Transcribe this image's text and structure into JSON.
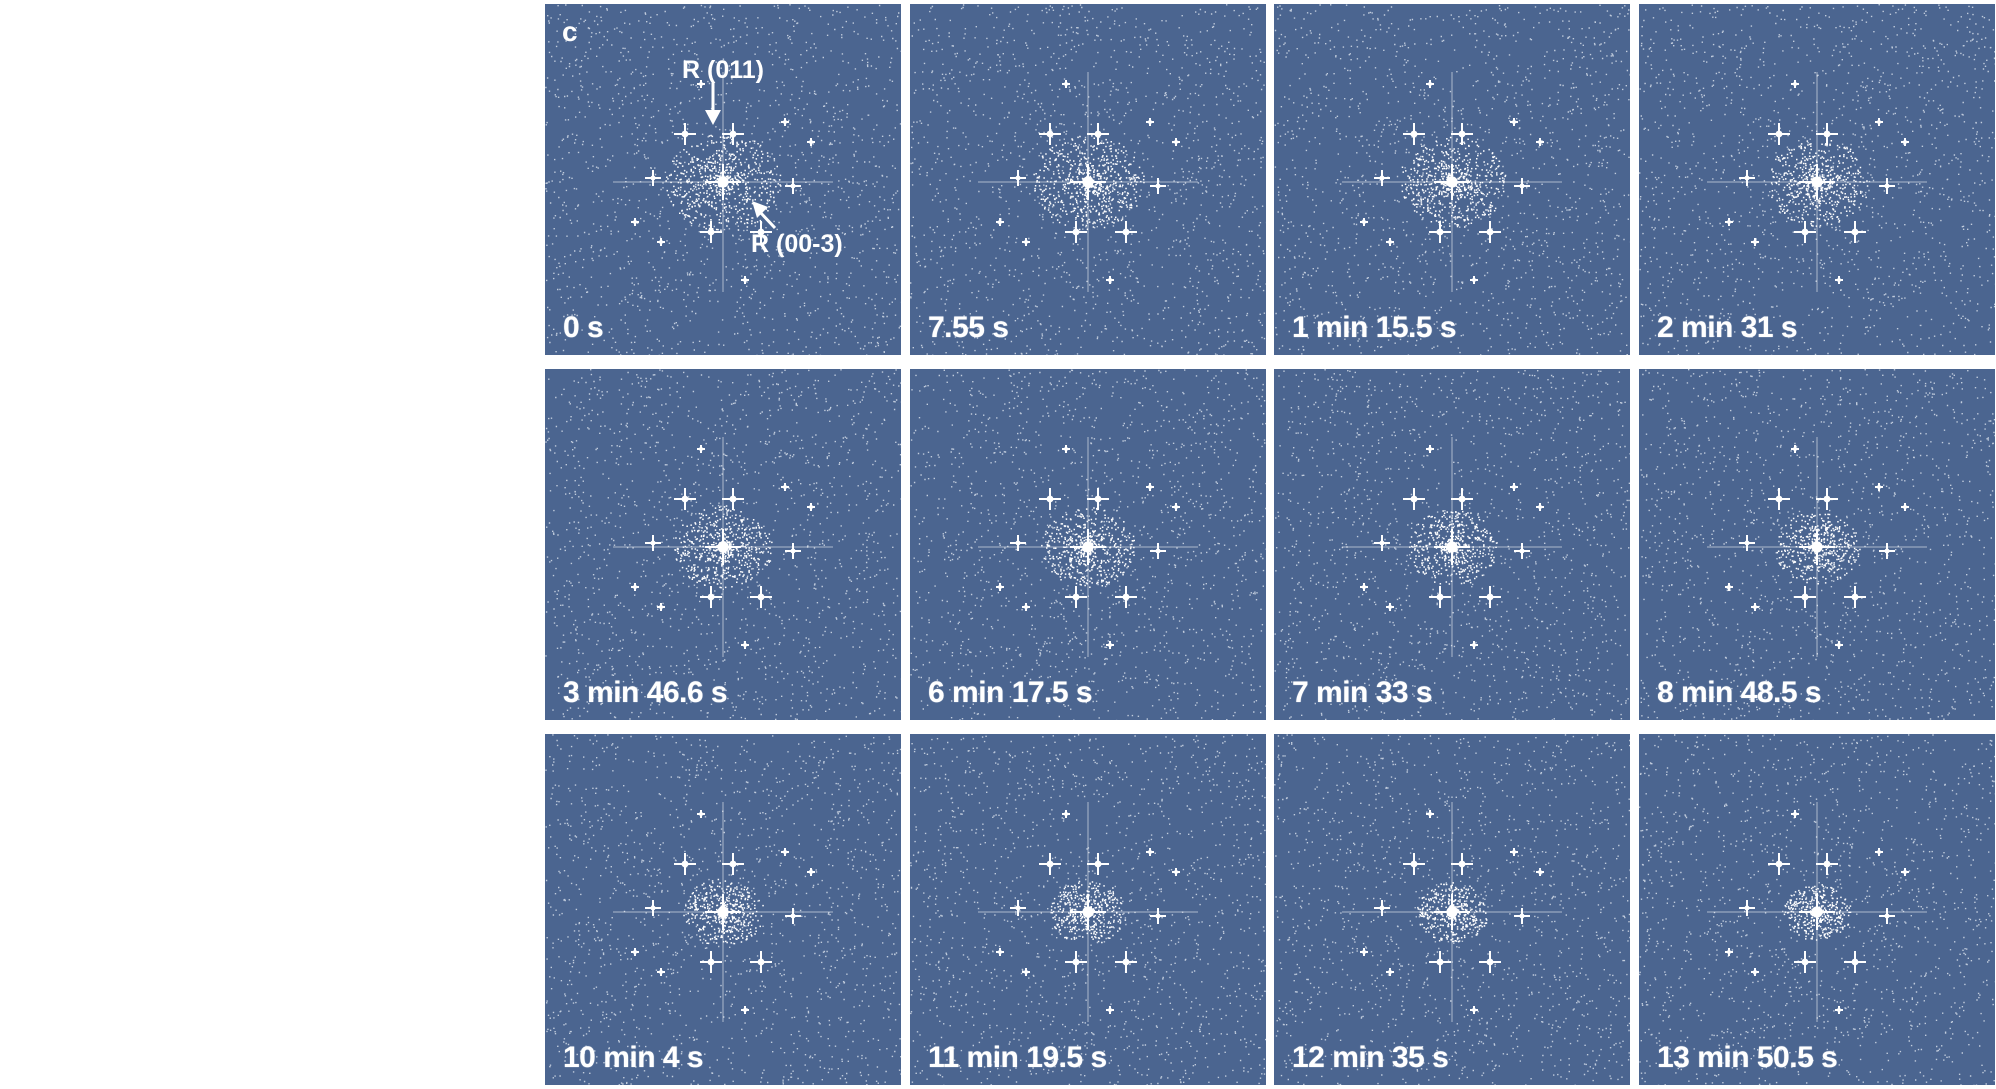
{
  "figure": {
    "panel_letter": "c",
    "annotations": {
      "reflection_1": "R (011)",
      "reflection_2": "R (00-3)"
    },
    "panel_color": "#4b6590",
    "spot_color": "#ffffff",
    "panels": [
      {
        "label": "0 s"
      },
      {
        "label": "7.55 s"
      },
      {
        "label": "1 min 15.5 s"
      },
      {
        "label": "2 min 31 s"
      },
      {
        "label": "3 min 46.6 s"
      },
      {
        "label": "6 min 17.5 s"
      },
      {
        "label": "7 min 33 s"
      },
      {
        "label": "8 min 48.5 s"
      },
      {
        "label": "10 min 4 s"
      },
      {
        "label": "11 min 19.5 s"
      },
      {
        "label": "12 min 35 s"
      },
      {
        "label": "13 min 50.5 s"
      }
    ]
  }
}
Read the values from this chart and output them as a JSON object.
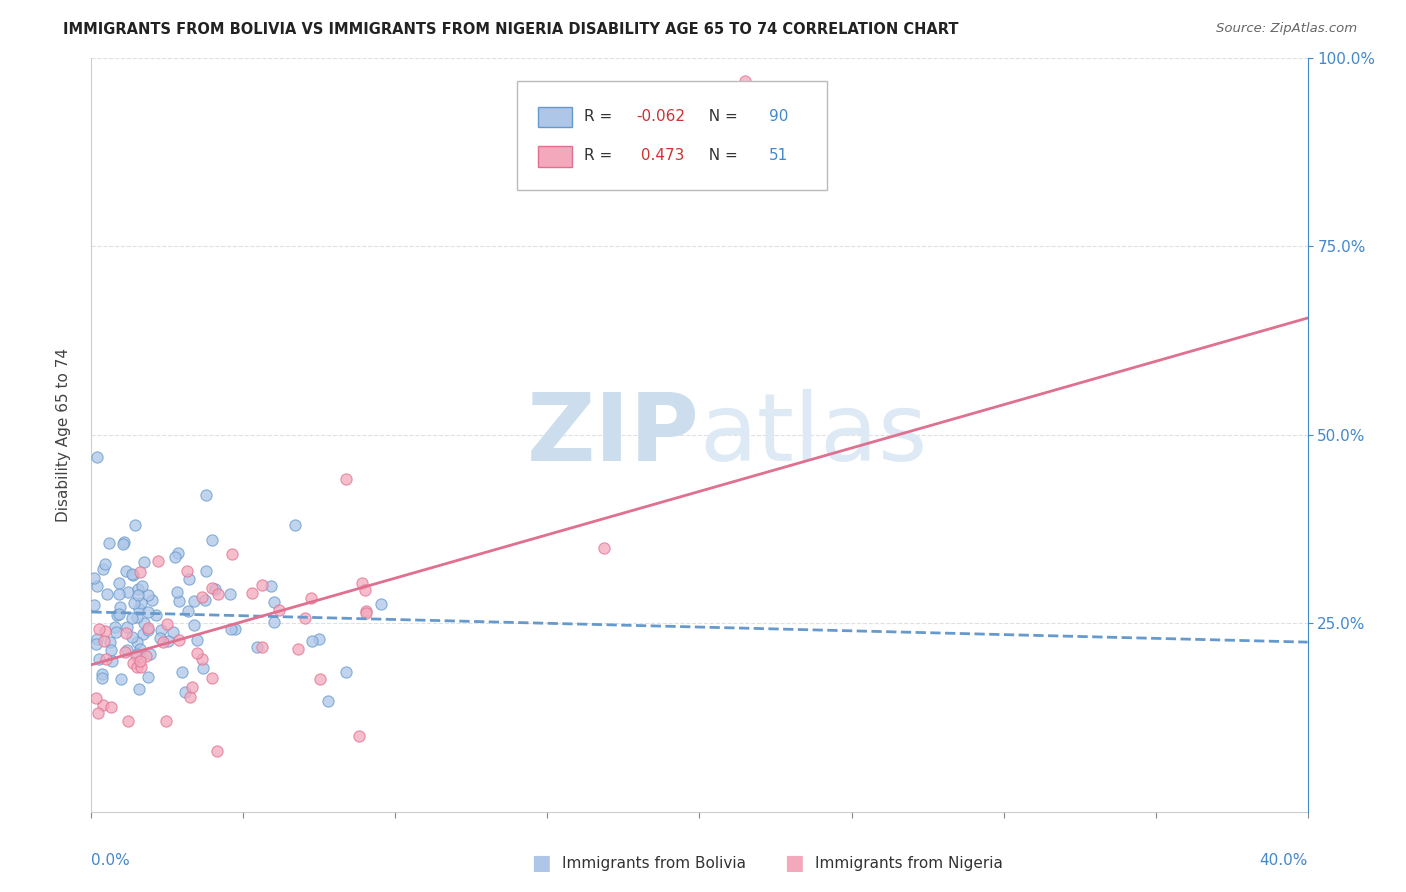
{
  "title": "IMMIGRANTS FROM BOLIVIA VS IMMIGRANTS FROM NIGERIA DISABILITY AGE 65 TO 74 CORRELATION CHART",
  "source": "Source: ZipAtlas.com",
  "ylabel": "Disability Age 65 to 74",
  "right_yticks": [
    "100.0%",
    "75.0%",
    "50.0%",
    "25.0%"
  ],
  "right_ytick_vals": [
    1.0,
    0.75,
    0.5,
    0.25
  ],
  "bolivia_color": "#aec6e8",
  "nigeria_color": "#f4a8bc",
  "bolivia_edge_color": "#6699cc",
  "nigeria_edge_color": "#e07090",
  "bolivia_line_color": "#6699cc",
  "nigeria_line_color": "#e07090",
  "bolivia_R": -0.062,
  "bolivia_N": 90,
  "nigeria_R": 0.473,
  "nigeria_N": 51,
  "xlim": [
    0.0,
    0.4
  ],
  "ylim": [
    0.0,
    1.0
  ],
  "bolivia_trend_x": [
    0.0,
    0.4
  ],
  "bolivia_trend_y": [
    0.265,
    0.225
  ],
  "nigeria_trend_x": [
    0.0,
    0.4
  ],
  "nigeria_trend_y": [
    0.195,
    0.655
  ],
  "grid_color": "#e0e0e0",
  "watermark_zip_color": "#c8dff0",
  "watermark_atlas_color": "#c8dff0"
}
_ _ _ _ _
** WHAT THIS TASK INVOLVES **
Print all of the entries word for word. Skip any images they contain.

** ANSWER BELOW **
Transcribe this image's text and structure into JSON.
{
  "figure": {
    "panel_letter": "c",
    "annotations": {
      "reflection_1": "R (011)",
      "reflection_2": "R (00-3)"
    },
    "panel_color": "#4b6590",
    "spot_color": "#ffffff",
    "panels": [
      {
        "label": "0 s"
      },
      {
        "label": "7.55 s"
      },
      {
        "label": "1 min 15.5 s"
      },
      {
        "label": "2 min 31 s"
      },
      {
        "label": "3 min 46.6 s"
      },
      {
        "label": "6 min 17.5 s"
      },
      {
        "label": "7 min 33 s"
      },
      {
        "label": "8 min 48.5 s"
      },
      {
        "label": "10 min 4 s"
      },
      {
        "label": "11 min 19.5 s"
      },
      {
        "label": "12 min 35 s"
      },
      {
        "label": "13 min 50.5 s"
      }
    ]
  }
}
Read the values from this chart and output them as a JSON object.
{
  "title": "IMMIGRANTS FROM BOLIVIA VS IMMIGRANTS FROM NIGERIA DISABILITY AGE 65 TO 74 CORRELATION CHART",
  "source": "Source: ZipAtlas.com",
  "ylabel": "Disability Age 65 to 74",
  "right_yticks": [
    "100.0%",
    "75.0%",
    "50.0%",
    "25.0%"
  ],
  "right_ytick_vals": [
    1.0,
    0.75,
    0.5,
    0.25
  ],
  "bolivia_color": "#aec6e8",
  "nigeria_color": "#f4a8bc",
  "bolivia_edge_color": "#6699cc",
  "nigeria_edge_color": "#e07090",
  "bolivia_line_color": "#6699cc",
  "nigeria_line_color": "#e07090",
  "bolivia_R": -0.062,
  "bolivia_N": 90,
  "nigeria_R": 0.473,
  "nigeria_N": 51,
  "xlim": [
    0.0,
    0.4
  ],
  "ylim": [
    0.0,
    1.0
  ],
  "bolivia_trend_x": [
    0.0,
    0.4
  ],
  "bolivia_trend_y": [
    0.265,
    0.225
  ],
  "nigeria_trend_x": [
    0.0,
    0.4
  ],
  "nigeria_trend_y": [
    0.195,
    0.655
  ],
  "grid_color": "#e0e0e0",
  "watermark_zip_color": "#c8dff0",
  "watermark_atlas_color": "#c8dff0"
}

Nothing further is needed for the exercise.